§ **Rows**
'''
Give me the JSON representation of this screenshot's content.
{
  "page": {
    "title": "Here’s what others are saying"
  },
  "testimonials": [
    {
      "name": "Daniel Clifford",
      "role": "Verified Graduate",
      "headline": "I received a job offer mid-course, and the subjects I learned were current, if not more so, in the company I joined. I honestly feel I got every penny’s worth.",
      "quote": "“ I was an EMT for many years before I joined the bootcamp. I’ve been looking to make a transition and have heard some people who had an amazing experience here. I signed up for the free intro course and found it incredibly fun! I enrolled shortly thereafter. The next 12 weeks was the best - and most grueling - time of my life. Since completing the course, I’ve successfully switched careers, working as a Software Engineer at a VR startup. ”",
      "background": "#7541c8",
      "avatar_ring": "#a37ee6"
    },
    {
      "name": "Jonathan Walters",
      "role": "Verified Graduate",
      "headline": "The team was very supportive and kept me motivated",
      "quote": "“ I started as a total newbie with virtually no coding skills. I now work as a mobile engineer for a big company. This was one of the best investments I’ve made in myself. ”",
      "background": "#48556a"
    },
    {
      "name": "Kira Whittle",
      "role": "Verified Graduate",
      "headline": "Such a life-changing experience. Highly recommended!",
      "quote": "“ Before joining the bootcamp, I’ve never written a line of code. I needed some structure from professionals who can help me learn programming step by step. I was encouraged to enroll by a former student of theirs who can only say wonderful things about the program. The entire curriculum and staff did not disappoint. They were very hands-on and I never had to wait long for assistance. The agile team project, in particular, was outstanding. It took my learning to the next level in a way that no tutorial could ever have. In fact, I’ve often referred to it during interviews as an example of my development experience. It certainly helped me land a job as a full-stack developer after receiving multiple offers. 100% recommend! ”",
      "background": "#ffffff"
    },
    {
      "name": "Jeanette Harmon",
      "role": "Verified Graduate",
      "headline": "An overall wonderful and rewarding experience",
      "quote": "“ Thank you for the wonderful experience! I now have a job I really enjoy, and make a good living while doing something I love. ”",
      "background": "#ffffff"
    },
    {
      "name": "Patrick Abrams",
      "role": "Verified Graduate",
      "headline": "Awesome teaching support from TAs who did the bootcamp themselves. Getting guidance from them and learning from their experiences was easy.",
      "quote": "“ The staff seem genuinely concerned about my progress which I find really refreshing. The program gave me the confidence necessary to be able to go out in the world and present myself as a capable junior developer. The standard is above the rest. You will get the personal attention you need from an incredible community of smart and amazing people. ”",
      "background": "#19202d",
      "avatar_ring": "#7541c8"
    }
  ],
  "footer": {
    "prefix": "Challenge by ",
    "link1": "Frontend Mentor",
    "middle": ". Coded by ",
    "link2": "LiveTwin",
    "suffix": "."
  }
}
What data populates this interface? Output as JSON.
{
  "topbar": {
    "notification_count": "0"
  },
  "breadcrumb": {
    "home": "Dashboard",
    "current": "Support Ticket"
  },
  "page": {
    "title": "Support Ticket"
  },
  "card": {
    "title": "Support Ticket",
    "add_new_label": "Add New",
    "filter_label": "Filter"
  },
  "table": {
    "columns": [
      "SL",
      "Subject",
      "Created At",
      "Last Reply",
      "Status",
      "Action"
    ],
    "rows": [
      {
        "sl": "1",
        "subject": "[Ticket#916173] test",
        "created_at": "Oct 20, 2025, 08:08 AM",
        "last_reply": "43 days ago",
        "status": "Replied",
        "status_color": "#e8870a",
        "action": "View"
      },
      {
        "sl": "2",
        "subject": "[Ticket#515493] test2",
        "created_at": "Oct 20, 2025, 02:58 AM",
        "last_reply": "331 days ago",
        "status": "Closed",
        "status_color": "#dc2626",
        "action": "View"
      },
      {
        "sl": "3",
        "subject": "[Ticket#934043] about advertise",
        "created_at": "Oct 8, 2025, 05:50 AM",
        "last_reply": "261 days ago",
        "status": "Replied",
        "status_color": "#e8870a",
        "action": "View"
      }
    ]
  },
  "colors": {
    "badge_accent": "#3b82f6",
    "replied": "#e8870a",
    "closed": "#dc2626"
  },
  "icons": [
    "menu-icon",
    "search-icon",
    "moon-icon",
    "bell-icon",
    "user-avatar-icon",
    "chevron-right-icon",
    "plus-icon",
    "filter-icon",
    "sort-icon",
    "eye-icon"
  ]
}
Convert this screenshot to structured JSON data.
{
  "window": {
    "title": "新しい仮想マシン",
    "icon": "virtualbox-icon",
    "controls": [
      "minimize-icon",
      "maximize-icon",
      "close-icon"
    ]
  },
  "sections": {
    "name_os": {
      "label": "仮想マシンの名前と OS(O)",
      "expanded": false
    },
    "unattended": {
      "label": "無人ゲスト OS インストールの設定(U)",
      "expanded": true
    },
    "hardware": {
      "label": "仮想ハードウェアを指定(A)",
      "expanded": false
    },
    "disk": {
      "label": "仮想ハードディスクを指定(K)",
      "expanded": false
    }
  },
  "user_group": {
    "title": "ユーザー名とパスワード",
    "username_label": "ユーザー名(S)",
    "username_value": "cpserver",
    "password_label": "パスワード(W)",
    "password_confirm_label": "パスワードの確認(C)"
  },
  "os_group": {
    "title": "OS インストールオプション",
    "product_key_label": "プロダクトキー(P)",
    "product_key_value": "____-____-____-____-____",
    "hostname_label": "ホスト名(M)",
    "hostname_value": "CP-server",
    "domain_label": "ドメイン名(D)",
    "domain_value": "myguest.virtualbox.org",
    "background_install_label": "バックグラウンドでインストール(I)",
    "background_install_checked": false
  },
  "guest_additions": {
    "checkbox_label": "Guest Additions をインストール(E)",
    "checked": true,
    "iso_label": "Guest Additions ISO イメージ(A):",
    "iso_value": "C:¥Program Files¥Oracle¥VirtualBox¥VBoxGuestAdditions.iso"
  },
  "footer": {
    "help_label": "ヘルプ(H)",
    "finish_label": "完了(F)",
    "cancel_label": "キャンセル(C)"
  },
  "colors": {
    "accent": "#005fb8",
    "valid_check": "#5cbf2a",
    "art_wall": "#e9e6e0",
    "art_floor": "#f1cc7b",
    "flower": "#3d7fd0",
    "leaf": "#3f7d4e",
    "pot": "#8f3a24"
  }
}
'''
§ **What you are asked to do**
Which lines above contain the word "really"? Copy each of them.

§ **Solution for this task**
      "quote": "“ Thank you for the wonderful experience! I now have a job I really enjoy, and make a good living while doing something I love. ”",
      "quote": "“ The staff seem genuinely concerned about my progress which I find really refreshing. The program gave me the confidence necessary to be able to go out in the world and present myself as a capable junior developer. The standard is above the rest. You will get the personal attention you need from an incredible community of smart and amazing people. ”",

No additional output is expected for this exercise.